Transcribe all the records with complete accuracy.

> _Stored data_:
———

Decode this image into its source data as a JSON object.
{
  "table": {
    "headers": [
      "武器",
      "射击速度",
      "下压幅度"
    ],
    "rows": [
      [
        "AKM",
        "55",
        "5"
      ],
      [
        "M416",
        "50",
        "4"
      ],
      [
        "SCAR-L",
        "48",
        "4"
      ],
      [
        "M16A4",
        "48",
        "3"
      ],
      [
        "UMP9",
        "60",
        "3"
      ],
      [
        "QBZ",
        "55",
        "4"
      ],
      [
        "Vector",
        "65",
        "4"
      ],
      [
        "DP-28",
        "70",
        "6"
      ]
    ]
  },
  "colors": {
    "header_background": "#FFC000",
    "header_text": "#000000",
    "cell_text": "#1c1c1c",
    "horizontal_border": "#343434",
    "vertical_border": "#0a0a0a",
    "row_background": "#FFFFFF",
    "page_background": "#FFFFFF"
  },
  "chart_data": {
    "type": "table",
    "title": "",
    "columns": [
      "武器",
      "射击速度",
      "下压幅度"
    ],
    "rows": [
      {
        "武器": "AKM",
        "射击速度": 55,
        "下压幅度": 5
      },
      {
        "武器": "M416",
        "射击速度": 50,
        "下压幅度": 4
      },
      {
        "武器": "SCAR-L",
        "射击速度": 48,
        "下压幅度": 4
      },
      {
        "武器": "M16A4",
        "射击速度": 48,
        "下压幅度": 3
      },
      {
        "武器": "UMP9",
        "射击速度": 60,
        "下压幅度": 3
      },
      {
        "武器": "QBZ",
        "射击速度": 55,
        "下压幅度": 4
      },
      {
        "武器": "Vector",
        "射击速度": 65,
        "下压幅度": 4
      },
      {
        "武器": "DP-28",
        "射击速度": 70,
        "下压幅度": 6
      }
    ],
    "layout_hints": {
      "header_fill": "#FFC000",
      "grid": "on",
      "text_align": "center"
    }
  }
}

———

> _Final answer_:
Decode this image into its source data as a JSON object.
{
  "table": {
    "headers": [
      "武器",
      "射击速度",
      "下压幅度"
    ],
    "rows": [
      [
        "AKM",
        "55",
        "5"
      ],
      [
        "M416",
        "50",
        "4"
      ],
      [
        "SCAR-L",
        "48",
        "4"
      ],
      [
        "M16A4",
        "48",
        "3"
      ],
      [
        "UMP9",
        "60",
        "3"
      ],
      [
        "QBZ",
        "55",
        "4"
      ],
      [
        "Vector",
        "65",
        "4"
      ],
      [
        "DP-28",
        "70",
        "6"
      ]
    ]
  },
  "colors": {
    "header_background": "#FFC000",
    "header_text": "#000000",
    "cell_text": "#1c1c1c",
    "horizontal_border": "#343434",
    "vertical_border": "#0a0a0a",
    "row_background": "#FFFFFF",
    "page_background": "#FFFFFF"
  },
  "chart_data": {
    "type": "table",
    "title": "",
    "columns": [
      "武器",
      "射击速度",
      "下压幅度"
    ],
    "rows": [
      {
        "武器": "AKM",
        "射击速度": 55,
        "下压幅度": 5
      },
      {
        "武器": "M416",
        "射击速度": 50,
        "下压幅度": 4
      },
      {
        "武器": "SCAR-L",
        "射击速度": 48,
        "下压幅度": 4
      },
      {
        "武器": "M16A4",
        "射击速度": 48,
        "下压幅度": 3
      },
      {
        "武器": "UMP9",
        "射击速度": 60,
        "下压幅度": 3
      },
      {
        "武器": "QBZ",
        "射击速度": 55,
        "下压幅度": 4
      },
      {
        "武器": "Vector",
        "射击速度": 65,
        "下压幅度": 4
      },
      {
        "武器": "DP-28",
        "射击速度": 70,
        "下压幅度": 6
      }
    ],
    "layout_hints": {
      "header_fill": "#FFC000",
      "grid": "on",
      "text_align": "center"
    }
  }
}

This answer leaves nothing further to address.